时间:2022-08-26 13:35:03 来源:学生联盟网

黎月新

内容摘要:海外华文作家因其所面临的特殊的文化境遇,身处漂泊异乡的特殊环境,使得在“异国形象”和“中国形象”的塑造上有特殊且独到的方式,这也为我们对海外华文文学作品的研究从比较文学角度入手提供了更多可能性。从比较文学形象学的角度,牧师比利这个异国人形象可视为“他者”,刘兆虎是被边缘化的“自我”,伊恩与阿燕的异国恋是相互拯救下的恋情。

关键词:《劳燕》 张翎 异国形象 海外华人作家

海外华文作家张翎的小说《劳燕》以抗战为背景,讲述了浙江温州城一个名叫姚归燕的女孩在战争中遭遇精神和肉体的巨大创伤,在成长与蜕变的过程中与三个男人———青梅竹马的恋人刘兆虎、牧师比利和美国大兵伊恩的爱恨纠葛。这三个男人分别代表了三种不同文化——中国本土文化、基督文化、美国青年文化在阿燕身上的碰撞、激荡与互补。张翎以超强的叙事把控能力,使“阿燕”成为一个具有多种文化特质、拥有复杂而丰富特征的独特生命体。

张翎所塑造的“异国形象”和“中国形象”蕴含着复杂的文化结构。本文试图以比较文学形象学为研究理论与方法,以《劳燕》 这一小说文本为中心,对其中多维立体的人物形象及其背后的文化内涵进行解读与剖析。

────

### 任务
a: 请根据《劳燕》评论回答下列问题:
(i)小说《劳燕》以什么为背景?
(ii)内容摘要中,刘兆虎被视为怎样的"自我"?
(iii)该文以什么作为研究理论与方法?
b: 列出《劳燕》评论中的全部关键词。
作答时无需参考数据。

### 数据摘录
────

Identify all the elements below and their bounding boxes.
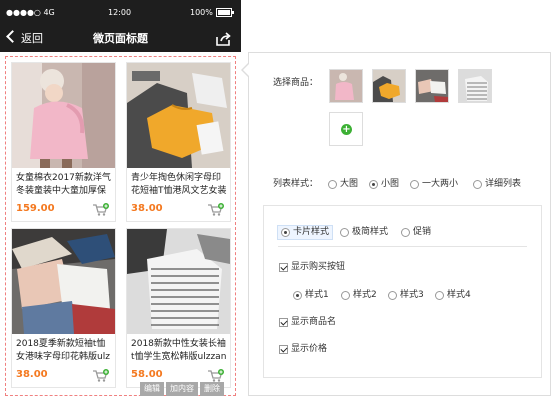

────

### 参考答案
a:
(i)抗战。
(ii)被边缘化的"自我"。
(iii)比较文学形象学。

b: 《劳燕》、张翎、异国形象、海外华人作家